Stated task: What follows is a listing. Return every line of it exactly.
——————
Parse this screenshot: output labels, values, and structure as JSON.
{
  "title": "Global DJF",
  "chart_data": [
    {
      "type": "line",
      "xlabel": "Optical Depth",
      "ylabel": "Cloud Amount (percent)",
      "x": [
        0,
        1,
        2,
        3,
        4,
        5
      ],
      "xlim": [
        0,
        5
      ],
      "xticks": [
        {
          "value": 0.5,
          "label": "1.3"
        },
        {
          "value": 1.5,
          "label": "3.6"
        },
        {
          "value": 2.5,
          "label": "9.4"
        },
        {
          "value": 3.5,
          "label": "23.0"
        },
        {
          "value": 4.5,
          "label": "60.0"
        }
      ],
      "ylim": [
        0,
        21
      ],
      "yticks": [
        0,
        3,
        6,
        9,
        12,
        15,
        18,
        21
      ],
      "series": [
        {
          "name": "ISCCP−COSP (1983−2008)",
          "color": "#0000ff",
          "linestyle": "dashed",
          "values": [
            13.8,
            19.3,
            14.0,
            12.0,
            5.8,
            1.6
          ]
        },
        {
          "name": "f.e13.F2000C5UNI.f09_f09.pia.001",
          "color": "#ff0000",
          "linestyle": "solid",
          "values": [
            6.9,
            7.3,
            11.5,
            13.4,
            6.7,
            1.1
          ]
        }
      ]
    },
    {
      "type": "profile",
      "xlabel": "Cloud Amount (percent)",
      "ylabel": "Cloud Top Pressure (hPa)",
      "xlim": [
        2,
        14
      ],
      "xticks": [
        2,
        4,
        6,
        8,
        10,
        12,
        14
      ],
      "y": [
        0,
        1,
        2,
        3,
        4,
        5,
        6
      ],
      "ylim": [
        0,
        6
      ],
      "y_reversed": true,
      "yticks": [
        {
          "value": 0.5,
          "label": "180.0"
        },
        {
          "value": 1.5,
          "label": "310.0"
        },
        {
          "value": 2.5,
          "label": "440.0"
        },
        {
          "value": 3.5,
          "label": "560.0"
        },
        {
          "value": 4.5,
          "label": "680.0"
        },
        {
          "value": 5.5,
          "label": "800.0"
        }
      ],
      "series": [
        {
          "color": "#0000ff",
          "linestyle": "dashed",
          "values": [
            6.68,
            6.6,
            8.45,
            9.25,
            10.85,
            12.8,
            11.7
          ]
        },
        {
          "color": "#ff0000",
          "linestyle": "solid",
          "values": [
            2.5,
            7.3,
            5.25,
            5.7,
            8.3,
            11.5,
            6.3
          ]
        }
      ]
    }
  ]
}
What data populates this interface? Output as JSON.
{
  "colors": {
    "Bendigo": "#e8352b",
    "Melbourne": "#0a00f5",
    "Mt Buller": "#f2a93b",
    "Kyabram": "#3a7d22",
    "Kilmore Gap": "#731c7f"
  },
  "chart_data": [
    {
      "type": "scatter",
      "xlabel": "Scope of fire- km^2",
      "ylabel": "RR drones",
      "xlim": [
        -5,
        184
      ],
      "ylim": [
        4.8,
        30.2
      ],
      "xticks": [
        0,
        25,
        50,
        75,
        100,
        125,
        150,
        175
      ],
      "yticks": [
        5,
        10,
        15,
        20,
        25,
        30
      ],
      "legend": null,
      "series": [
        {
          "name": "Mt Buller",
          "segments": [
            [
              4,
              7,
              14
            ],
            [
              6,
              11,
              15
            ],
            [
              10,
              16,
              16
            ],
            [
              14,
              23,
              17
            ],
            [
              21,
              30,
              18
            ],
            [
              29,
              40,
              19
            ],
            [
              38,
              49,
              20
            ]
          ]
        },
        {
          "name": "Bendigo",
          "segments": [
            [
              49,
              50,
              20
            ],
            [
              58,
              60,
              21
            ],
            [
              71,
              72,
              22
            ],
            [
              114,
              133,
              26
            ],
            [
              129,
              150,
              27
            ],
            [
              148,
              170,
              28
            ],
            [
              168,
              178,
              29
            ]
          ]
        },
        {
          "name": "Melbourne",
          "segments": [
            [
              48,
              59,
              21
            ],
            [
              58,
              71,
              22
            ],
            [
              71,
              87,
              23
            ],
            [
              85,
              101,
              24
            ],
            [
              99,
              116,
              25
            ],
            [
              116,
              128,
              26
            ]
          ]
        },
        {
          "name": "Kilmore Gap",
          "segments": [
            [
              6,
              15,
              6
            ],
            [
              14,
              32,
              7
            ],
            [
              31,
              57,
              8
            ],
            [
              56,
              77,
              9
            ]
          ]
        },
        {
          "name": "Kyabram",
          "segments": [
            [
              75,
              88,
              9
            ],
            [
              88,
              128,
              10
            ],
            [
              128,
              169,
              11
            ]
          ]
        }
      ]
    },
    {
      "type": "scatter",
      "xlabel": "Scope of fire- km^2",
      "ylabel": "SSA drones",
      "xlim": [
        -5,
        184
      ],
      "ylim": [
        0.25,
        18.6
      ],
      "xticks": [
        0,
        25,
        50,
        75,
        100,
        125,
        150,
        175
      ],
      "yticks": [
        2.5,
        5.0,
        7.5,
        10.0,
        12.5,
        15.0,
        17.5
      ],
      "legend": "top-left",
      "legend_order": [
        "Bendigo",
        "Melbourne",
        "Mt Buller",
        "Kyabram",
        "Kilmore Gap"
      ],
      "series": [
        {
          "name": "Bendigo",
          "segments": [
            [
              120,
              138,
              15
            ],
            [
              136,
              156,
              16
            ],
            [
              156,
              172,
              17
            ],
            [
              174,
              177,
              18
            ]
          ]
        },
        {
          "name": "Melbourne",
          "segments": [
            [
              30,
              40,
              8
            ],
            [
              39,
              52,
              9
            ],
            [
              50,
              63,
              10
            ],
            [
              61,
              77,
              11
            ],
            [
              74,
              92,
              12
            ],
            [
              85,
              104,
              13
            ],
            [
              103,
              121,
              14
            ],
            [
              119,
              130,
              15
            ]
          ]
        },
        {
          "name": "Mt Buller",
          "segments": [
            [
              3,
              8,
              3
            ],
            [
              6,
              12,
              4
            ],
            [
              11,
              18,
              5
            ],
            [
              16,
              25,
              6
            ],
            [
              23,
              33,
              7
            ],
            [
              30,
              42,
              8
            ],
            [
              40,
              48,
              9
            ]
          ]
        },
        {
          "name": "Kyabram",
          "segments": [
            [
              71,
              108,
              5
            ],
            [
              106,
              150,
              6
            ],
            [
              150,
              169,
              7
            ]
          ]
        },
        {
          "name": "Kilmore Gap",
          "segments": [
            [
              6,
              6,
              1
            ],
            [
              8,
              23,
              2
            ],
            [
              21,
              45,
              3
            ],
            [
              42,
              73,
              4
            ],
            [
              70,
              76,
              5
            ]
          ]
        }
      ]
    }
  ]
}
——————
Written answer:
Parse this screenshot: output labels, values, and structure as JSON.
{
  "title": "Global DJF",
  "chart_data": [
    {
      "type": "line",
      "xlabel": "Optical Depth",
      "ylabel": "Cloud Amount (percent)",
      "x": [
        0,
        1,
        2,
        3,
        4,
        5
      ],
      "xlim": [
        0,
        5
      ],
      "xticks": [
        {
          "value": 0.5,
          "label": "1.3"
        },
        {
          "value": 1.5,
          "label": "3.6"
        },
        {
          "value": 2.5,
          "label": "9.4"
        },
        {
          "value": 3.5,
          "label": "23.0"
        },
        {
          "value": 4.5,
          "label": "60.0"
        }
      ],
      "ylim": [
        0,
        21
      ],
      "yticks": [
        0,
        3,
        6,
        9,
        12,
        15,
        18,
        21
      ],
      "series": [
        {
          "name": "ISCCP−COSP (1983−2008)",
          "color": "#0000ff",
          "linestyle": "dashed",
          "values": [
            13.8,
            19.3,
            14.0,
            12.0,
            5.8,
            1.6
          ]
        },
        {
          "name": "f.e13.F2000C5UNI.f09_f09.pia.001",
          "color": "#ff0000",
          "linestyle": "solid",
          "values": [
            6.9,
            7.3,
            11.5,
            13.4,
            6.7,
            1.1
          ]
        }
      ]
    },
    {
      "type": "profile",
      "xlabel": "Cloud Amount (percent)",
      "ylabel": "Cloud Top Pressure (hPa)",
      "xlim": [
        2,
        14
      ],
      "xticks": [
        2,
        4,
        6,
        8,
        10,
        12,
        14
      ],
      "y": [
        0,
        1,
        2,
        3,
        4,
        5,
        6
      ],
      "ylim": [
        0,
        6
      ],
      "y_reversed": true,
      "yticks": [
        {
          "value": 0.5,
          "label": "180.0"
        },
        {
          "value": 1.5,
          "label": "310.0"
        },
        {
          "value": 2.5,
          "label": "440.0"
        },
        {
          "value": 3.5,
          "label": "560.0"
        },
        {
          "value": 4.5,
          "label": "680.0"
        },
        {
          "value": 5.5,
          "label": "800.0"
        }
      ],
      "series": [
        {
          "color": "#0000ff",
          "linestyle": "dashed",
          "values": [
            6.68,
            6.6,
            8.45,
            9.25,
            10.85,
            12.8,
            11.7
          ]
        },
        {
          "color": "#ff0000",
          "linestyle": "solid",
          "values": [
            2.5,
            7.3,
            5.25,
            5.7,
            8.3,
            11.5,
            6.3
          ]
        }
      ]
    }
  ]
}
What data populates this interface? Output as JSON.
{
  "colors": {
    "Bendigo": "#e8352b",
    "Melbourne": "#0a00f5",
    "Mt Buller": "#f2a93b",
    "Kyabram": "#3a7d22",
    "Kilmore Gap": "#731c7f"
  },
  "chart_data": [
    {
      "type": "scatter",
      "xlabel": "Scope of fire- km^2",
      "ylabel": "RR drones",
      "xlim": [
        -5,
        184
      ],
      "ylim": [
        4.8,
        30.2
      ],
      "xticks": [
        0,
        25,
        50,
        75,
        100,
        125,
        150,
        175
      ],
      "yticks": [
        5,
        10,
        15,
        20,
        25,
        30
      ],
      "legend": null,
      "series": [
        {
          "name": "Mt Buller",
          "segments": [
            [
              4,
              7,
              14
            ],
            [
              6,
              11,
              15
            ],
            [
              10,
              16,
              16
            ],
            [
              14,
              23,
              17
            ],
            [
              21,
              30,
              18
            ],
            [
              29,
              40,
              19
            ],
            [
              38,
              49,
              20
            ]
          ]
        },
        {
          "name": "Bendigo",
          "segments": [
            [
              49,
              50,
              20
            ],
            [
              58,
              60,
              21
            ],
            [
              71,
              72,
              22
            ],
            [
              114,
              133,
              26
            ],
            [
              129,
              150,
              27
            ],
            [
              148,
              170,
              28
            ],
            [
              168,
              178,
              29
            ]
          ]
        },
        {
          "name": "Melbourne",
          "segments": [
            [
              48,
              59,
              21
            ],
            [
              58,
              71,
              22
            ],
            [
              71,
              87,
              23
            ],
            [
              85,
              101,
              24
            ],
            [
              99,
              116,
              25
            ],
            [
              116,
              128,
              26
            ]
          ]
        },
        {
          "name": "Kilmore Gap",
          "segments": [
            [
              6,
              15,
              6
            ],
            [
              14,
              32,
              7
            ],
            [
              31,
              57,
              8
            ],
            [
              56,
              77,
              9
            ]
          ]
        },
        {
          "name": "Kyabram",
          "segments": [
            [
              75,
              88,
              9
            ],
            [
              88,
              128,
              10
            ],
            [
              128,
              169,
              11
            ]
          ]
        }
      ]
    },
    {
      "type": "scatter",
      "xlabel": "Scope of fire- km^2",
      "ylabel": "SSA drones",
      "xlim": [
        -5,
        184
      ],
      "ylim": [
        0.25,
        18.6
      ],
      "xticks": [
        0,
        25,
        50,
        75,
        100,
        125,
        150,
        175
      ],
      "yticks": [
        2.5,
        5.0,
        7.5,
        10.0,
        12.5,
        15.0,
        17.5
      ],
      "legend": "top-left",
      "legend_order": [
        "Bendigo",
        "Melbourne",
        "Mt Buller",
        "Kyabram",
        "Kilmore Gap"
      ],
      "series": [
        {
          "name": "Bendigo",
          "segments": [
            [
              120,
              138,
              15
            ],
            [
              136,
              156,
              16
            ],
            [
              156,
              172,
              17
            ],
            [
              174,
              177,
              18
            ]
          ]
        },
        {
          "name": "Melbourne",
          "segments": [
            [
              30,
              40,
              8
            ],
            [
              39,
              52,
              9
            ],
            [
              50,
              63,
              10
            ],
            [
              61,
              77,
              11
            ],
            [
              74,
              92,
              12
            ],
            [
              85,
              104,
              13
            ],
            [
              103,
              121,
              14
            ],
            [
              119,
              130,
              15
            ]
          ]
        },
        {
          "name": "Mt Buller",
          "segments": [
            [
              3,
              8,
              3
            ],
            [
              6,
              12,
              4
            ],
            [
              11,
              18,
              5
            ],
            [
              16,
              25,
              6
            ],
            [
              23,
              33,
              7
            ],
            [
              30,
              42,
              8
            ],
            [
              40,
              48,
              9
            ]
          ]
        },
        {
          "name": "Kyabram",
          "segments": [
            [
              71,
              108,
              5
            ],
            [
              106,
              150,
              6
            ],
            [
              150,
              169,
              7
            ]
          ]
        },
        {
          "name": "Kilmore Gap",
          "segments": [
            [
              6,
              6,
              1
            ],
            [
              8,
              23,
              2
            ],
            [
              21,
              45,
              3
            ],
            [
              42,
              73,
              4
            ],
            [
              70,
              76,
              5
            ]
          ]
        }
      ]
    }
  ]
}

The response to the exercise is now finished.